EXERCISE DIRECTIONS: What follows is a set of records; repeat all of them exactly.

SOURCE RECORDS:
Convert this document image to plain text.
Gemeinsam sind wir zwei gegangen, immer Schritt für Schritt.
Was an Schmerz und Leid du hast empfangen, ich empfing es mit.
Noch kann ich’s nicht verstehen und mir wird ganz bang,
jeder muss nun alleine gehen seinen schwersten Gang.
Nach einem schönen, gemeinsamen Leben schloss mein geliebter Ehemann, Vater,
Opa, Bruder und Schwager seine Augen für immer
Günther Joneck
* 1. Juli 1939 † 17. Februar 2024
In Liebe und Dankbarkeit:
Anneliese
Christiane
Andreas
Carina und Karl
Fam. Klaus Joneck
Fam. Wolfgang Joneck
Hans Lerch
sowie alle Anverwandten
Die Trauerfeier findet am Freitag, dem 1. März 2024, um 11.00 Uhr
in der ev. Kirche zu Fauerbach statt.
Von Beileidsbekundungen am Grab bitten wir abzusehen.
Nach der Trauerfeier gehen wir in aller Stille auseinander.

ANSWER TO THE PROBLEM:
Convert this document image to plain text.
Gemeinsam sind wir zwei gegangen, immer Schritt für Schritt.
Was an Schmerz und Leid du hast empfangen, ich empfing es mit.
Noch kann ich’s nicht verstehen und mir wird ganz bang,
jeder muss nun alleine gehen seinen schwersten Gang.
Nach einem schönen, gemeinsamen Leben schloss mein geliebter Ehemann, Vater,
Opa, Bruder und Schwager seine Augen für immer
Günther Joneck
* 1. Juli 1939 † 17. Februar 2024
In Liebe und Dankbarkeit:
Anneliese
Christiane
Andreas
Carina und Karl
Fam. Klaus Joneck
Fam. Wolfgang Joneck
Hans Lerch
sowie alle Anverwandten
Die Trauerfeier findet am Freitag, dem 1. März 2024, um 11.00 Uhr
in der ev. Kirche zu Fauerbach statt.
Von Beileidsbekundungen am Grab bitten wir abzusehen.
Nach der Trauerfeier gehen wir in aller Stille auseinander.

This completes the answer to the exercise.